Direction –
Starting with the line that contains "Transcribe this image's", return every line through the end of the listing below exactly as written. Omit the pictures.

** start Provided data **

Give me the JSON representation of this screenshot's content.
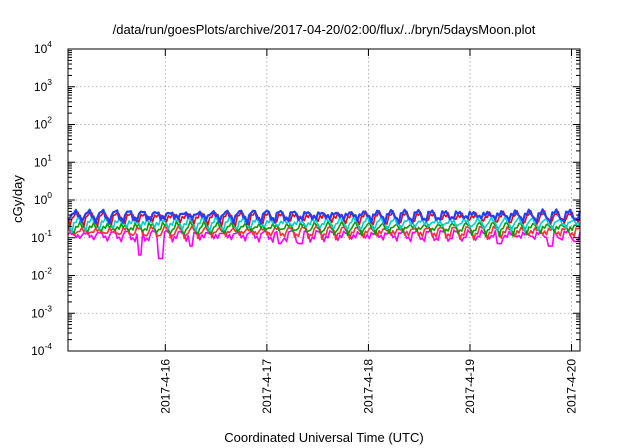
{
  "chart_data": {
    "type": "line",
    "title": "/data/run/goesPlots/archive/2017-04-20/02:00/flux/../bryn/5daysMoon.plot",
    "xlabel": "Coordinated Universal Time (UTC)",
    "ylabel": "cGy/day",
    "yscale": "log",
    "ylim": [
      0.0001,
      10000
    ],
    "xlim": [
      "2017-04-15 01:00",
      "2017-04-20 02:00"
    ],
    "grid": true,
    "y_ticks": [
      {
        "value": 0.0001,
        "base": "10",
        "exp": "-4"
      },
      {
        "value": 0.001,
        "base": "10",
        "exp": "-3"
      },
      {
        "value": 0.01,
        "base": "10",
        "exp": "-2"
      },
      {
        "value": 0.1,
        "base": "10",
        "exp": "-1"
      },
      {
        "value": 1,
        "base": "10",
        "exp": "0"
      },
      {
        "value": 10,
        "base": "10",
        "exp": "1"
      },
      {
        "value": 100,
        "base": "10",
        "exp": "2"
      },
      {
        "value": 1000,
        "base": "10",
        "exp": "3"
      },
      {
        "value": 10000,
        "base": "10",
        "exp": "4"
      }
    ],
    "x_ticks": [
      {
        "value": "2017-04-16 00:00",
        "label": "2017-4-16"
      },
      {
        "value": "2017-04-17 00:00",
        "label": "2017-4-17"
      },
      {
        "value": "2017-04-18 00:00",
        "label": "2017-4-18"
      },
      {
        "value": "2017-04-19 00:00",
        "label": "2017-4-19"
      },
      {
        "value": "2017-04-20 00:00",
        "label": "2017-4-20"
      }
    ],
    "series": [
      {
        "color": "#ff00ff",
        "base": 0.12,
        "dips": [
          [
            "2017-04-15 18:00",
            0.035
          ],
          [
            "2017-04-15 23:00",
            0.028
          ],
          [
            "2017-04-16 06:00",
            0.06
          ],
          [
            "2017-04-17 03:00",
            0.07
          ],
          [
            "2017-04-17 08:00",
            0.07
          ],
          [
            "2017-04-19 07:00",
            0.07
          ],
          [
            "2017-04-19 19:00",
            0.06
          ],
          [
            "2017-04-20 01:00",
            0.08
          ]
        ]
      },
      {
        "color": "#ff3030",
        "base": 0.15
      },
      {
        "color": "#00a000",
        "base": 0.19
      },
      {
        "color": "#00d0d0",
        "base": 0.25
      },
      {
        "color": "#ff0000",
        "base": 0.36
      },
      {
        "color": "#2040ff",
        "base": 0.4
      }
    ]
  }
}
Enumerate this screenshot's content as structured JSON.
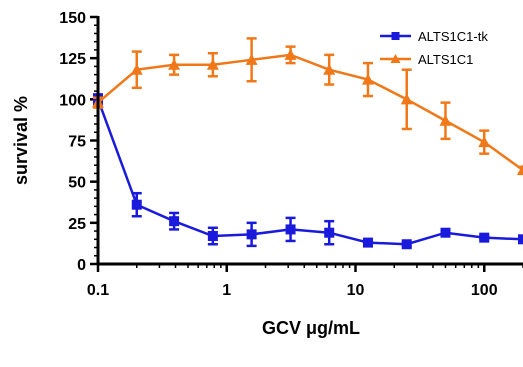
{
  "chart_data": {
    "type": "line",
    "xlabel": "GCV μg/mL",
    "ylabel": "survival %",
    "x_scale": "log",
    "xlim": [
      0.1,
      200
    ],
    "ylim": [
      0,
      150
    ],
    "x_ticks": [
      {
        "value": 0.1,
        "label": "0.1"
      },
      {
        "value": 1,
        "label": "1"
      },
      {
        "value": 10,
        "label": "10"
      },
      {
        "value": 100,
        "label": "100"
      }
    ],
    "y_ticks": [
      0,
      25,
      50,
      75,
      100,
      125,
      150
    ],
    "legend_position": "top-right",
    "series": [
      {
        "name": "ALTS1C1-tk",
        "color": "#1a1adc",
        "marker": "square",
        "points": [
          {
            "x": 0.1,
            "y": 100,
            "err": 3
          },
          {
            "x": 0.2,
            "y": 36,
            "err": 7
          },
          {
            "x": 0.39,
            "y": 26,
            "err": 5
          },
          {
            "x": 0.78,
            "y": 17,
            "err": 5
          },
          {
            "x": 1.56,
            "y": 18,
            "err": 7
          },
          {
            "x": 3.13,
            "y": 21,
            "err": 7
          },
          {
            "x": 6.25,
            "y": 19,
            "err": 7
          },
          {
            "x": 12.5,
            "y": 13,
            "err": 1
          },
          {
            "x": 25,
            "y": 12,
            "err": 1
          },
          {
            "x": 50,
            "y": 19,
            "err": 1
          },
          {
            "x": 100,
            "y": 16,
            "err": 1
          },
          {
            "x": 200,
            "y": 15,
            "err": 1
          }
        ]
      },
      {
        "name": "ALTS1C1",
        "color": "#f07818",
        "marker": "triangle",
        "points": [
          {
            "x": 0.1,
            "y": 98,
            "err": 3
          },
          {
            "x": 0.2,
            "y": 118,
            "err": 11
          },
          {
            "x": 0.39,
            "y": 121,
            "err": 6
          },
          {
            "x": 0.78,
            "y": 121,
            "err": 7
          },
          {
            "x": 1.56,
            "y": 124,
            "err": 13
          },
          {
            "x": 3.13,
            "y": 127,
            "err": 5
          },
          {
            "x": 6.25,
            "y": 118,
            "err": 9
          },
          {
            "x": 12.5,
            "y": 112,
            "err": 10
          },
          {
            "x": 25,
            "y": 100,
            "err": 18
          },
          {
            "x": 50,
            "y": 87,
            "err": 11
          },
          {
            "x": 100,
            "y": 74,
            "err": 7
          },
          {
            "x": 200,
            "y": 57,
            "err": 2
          }
        ]
      }
    ]
  }
}
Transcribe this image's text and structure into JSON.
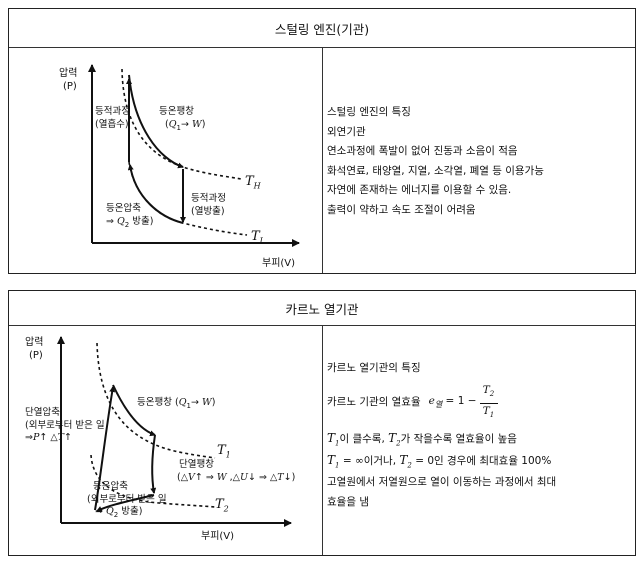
{
  "stirling": {
    "title": "스털링 엔진(기관)",
    "axis_y": "압력",
    "axis_y_unit": "(P)",
    "axis_x": "부피(V)",
    "isochoric_heating": [
      "등적과정",
      "(열흡수)"
    ],
    "isothermal_expansion": [
      "등온팽창"
    ],
    "isochoric_cooling": [
      "등적과정",
      "(열방출)"
    ],
    "isothermal_compression": [
      "등온압축"
    ],
    "TH_sub": "H",
    "TL_sub": "L",
    "features_heading": "스털링 엔진의 특징",
    "features": [
      "외연기관",
      "연소과정에 폭발이 없어 진동과 소음이 적음",
      "화석연료, 태양열, 지열, 소각열, 폐열 등 이용가능",
      "자연에 존재하는 에너지를 이용할 수 있음.",
      "출력이 약하고 속도 조절이 어려움"
    ]
  },
  "carnot": {
    "title": "카르노 열기관",
    "axis_y": "압력",
    "axis_y_unit": "(P)",
    "axis_x": "부피(V)",
    "adiabatic_compression": [
      "단열압축",
      "(외부로부터 받은 일"
    ],
    "isothermal_expansion": "등온팽창",
    "adiabatic_expansion": "단열팽창",
    "isothermal_compression": [
      "등온압축",
      "(외부로부터 받은 일"
    ],
    "features_heading": "카르노 열기관의 특징",
    "efficiency_prefix": "카르노 기관의 열효율",
    "condition_1_text": "이 클수록,",
    "condition_1_text2": "가 작을수록 열효율이 높음",
    "condition_2_text": "= ∞이거나,",
    "condition_2_text2": "= 0인 경우에 최대효율 100%",
    "features_tail": [
      "고열원에서 저열원으로 열이 이동하는 과정에서 최대",
      "효율을 냄"
    ]
  }
}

** end Provided data **

Completed exercise –
Transcribe this image's text and structure into JSON.
{
  "stirling": {
    "title": "스털링 엔진(기관)",
    "axis_y": "압력",
    "axis_y_unit": "(P)",
    "axis_x": "부피(V)",
    "isochoric_heating": [
      "등적과정",
      "(열흡수)"
    ],
    "isothermal_expansion": [
      "등온팽창"
    ],
    "isochoric_cooling": [
      "등적과정",
      "(열방출)"
    ],
    "isothermal_compression": [
      "등온압축"
    ],
    "TH_sub": "H",
    "TL_sub": "L",
    "features_heading": "스털링 엔진의 특징",
    "features": [
      "외연기관",
      "연소과정에 폭발이 없어 진동과 소음이 적음",
      "화석연료, 태양열, 지열, 소각열, 폐열 등 이용가능",
      "자연에 존재하는 에너지를 이용할 수 있음.",
      "출력이 약하고 속도 조절이 어려움"
    ]
  },
  "carnot": {
    "title": "카르노 열기관",
    "axis_y": "압력",
    "axis_y_unit": "(P)",
    "axis_x": "부피(V)",
    "adiabatic_compression": [
      "단열압축",
      "(외부로부터 받은 일"
    ],
    "isothermal_expansion": "등온팽창",
    "adiabatic_expansion": "단열팽창",
    "isothermal_compression": [
      "등온압축",
      "(외부로부터 받은 일"
    ],
    "features_heading": "카르노 열기관의 특징",
    "efficiency_prefix": "카르노 기관의 열효율",
    "condition_1_text": "이 클수록,",
    "condition_1_text2": "가 작을수록 열효율이 높음",
    "condition_2_text": "= ∞이거나,",
    "condition_2_text2": "= 0인 경우에 최대효율 100%",
    "features_tail": [
      "고열원에서 저열원으로 열이 이동하는 과정에서 최대",
      "효율을 냄"
    ]
  }
}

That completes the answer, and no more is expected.